WHAT THE TASK REQUIRES: Images excluded, repeat each entry below exactly.

Start of SOURCE MATERIAL

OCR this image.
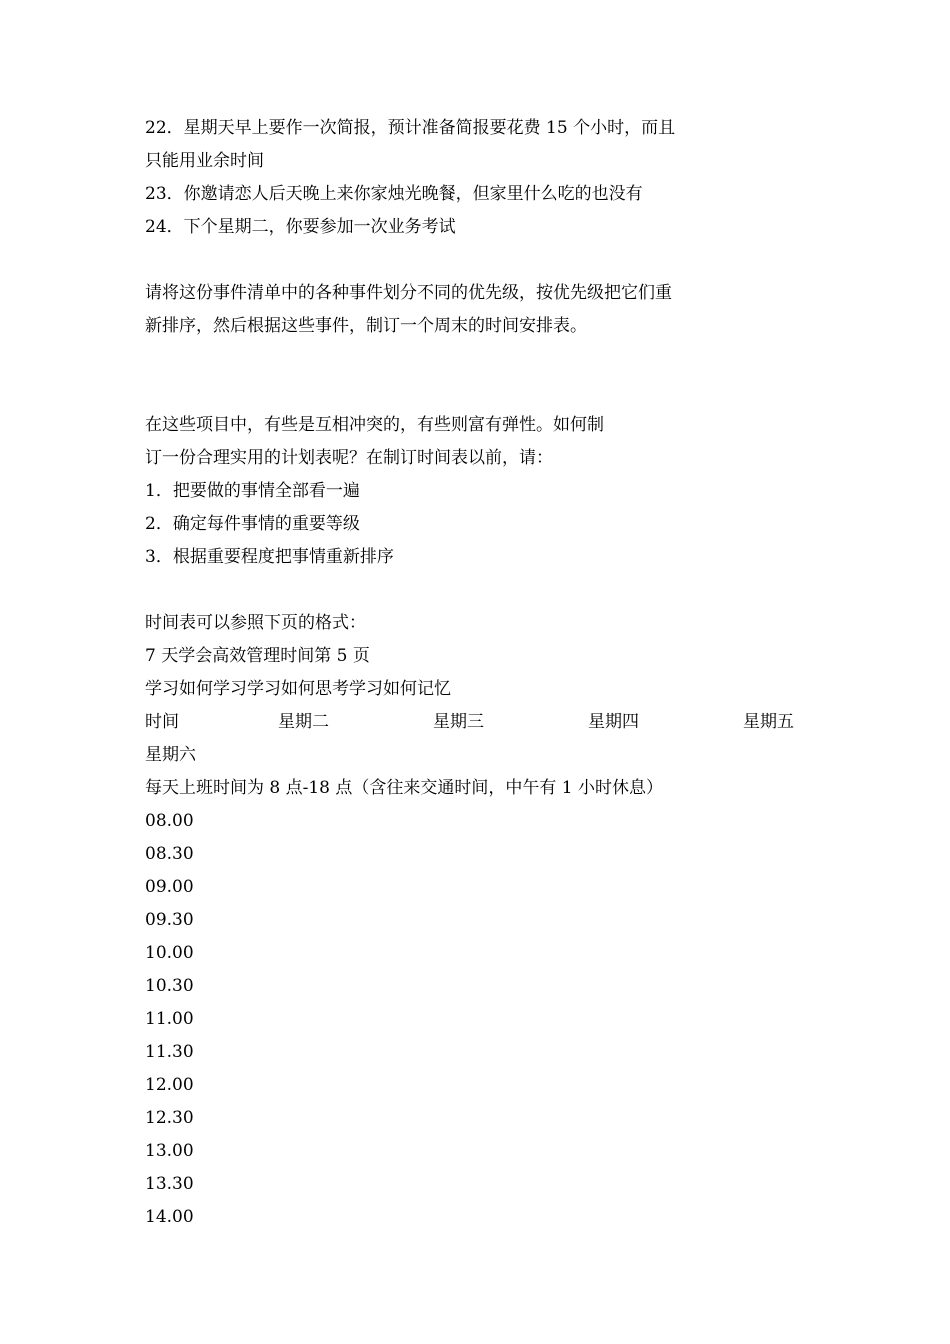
22．星期天早上要作一次简报，预计准备简报要花费 15 个小时，而且
只能用业余时间
23．你邀请恋人后天晚上来你家烛光晚餐，但家里什么吃的也没有
24．下个星期二，你要参加一次业务考试
请将这份事件清单中的各种事件划分不同的优先级，按优先级把它们重
新排序，然后根据这些事件，制订一个周末的时间安排表。
在这些项目中，有些是互相冲突的，有些则富有弹性。如何制
订一份合理实用的计划表呢？在制订时间表以前，请：
1．把要做的事情全部看一遍
2．确定每件事情的重要等级
3．根据重要程度把事情重新排序
时间表可以参照下页的格式：
7 天学会高效管理时间第 5 页
学习如何学习学习如何思考学习如何记忆
时间	星期二	星期三	星期四	星期五
星期六
每天上班时间为 8 点-18 点（含往来交通时间，中午有 1 小时休息）
08.00
08.30
09.00
09.30
10.00
10.30
11.00
11.30
12.00
12.30
13.00
13.30
14.00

End of SOURCE MATERIAL

COMPLETED TASK:
OCR this image.
22．星期天早上要作一次简报，预计准备简报要花费 15 个小时，而且
只能用业余时间
23．你邀请恋人后天晚上来你家烛光晚餐，但家里什么吃的也没有
24．下个星期二，你要参加一次业务考试
请将这份事件清单中的各种事件划分不同的优先级，按优先级把它们重
新排序，然后根据这些事件，制订一个周末的时间安排表。
在这些项目中，有些是互相冲突的，有些则富有弹性。如何制
订一份合理实用的计划表呢？在制订时间表以前，请：
1．把要做的事情全部看一遍
2．确定每件事情的重要等级
3．根据重要程度把事情重新排序
时间表可以参照下页的格式：
7 天学会高效管理时间第 5 页
学习如何学习学习如何思考学习如何记忆
时间	星期二	星期三	星期四	星期五
星期六
每天上班时间为 8 点-18 点（含往来交通时间，中午有 1 小时休息）
08.00
08.30
09.00
09.30
10.00
10.30
11.00
11.30
12.00
12.30
13.00
13.30
14.00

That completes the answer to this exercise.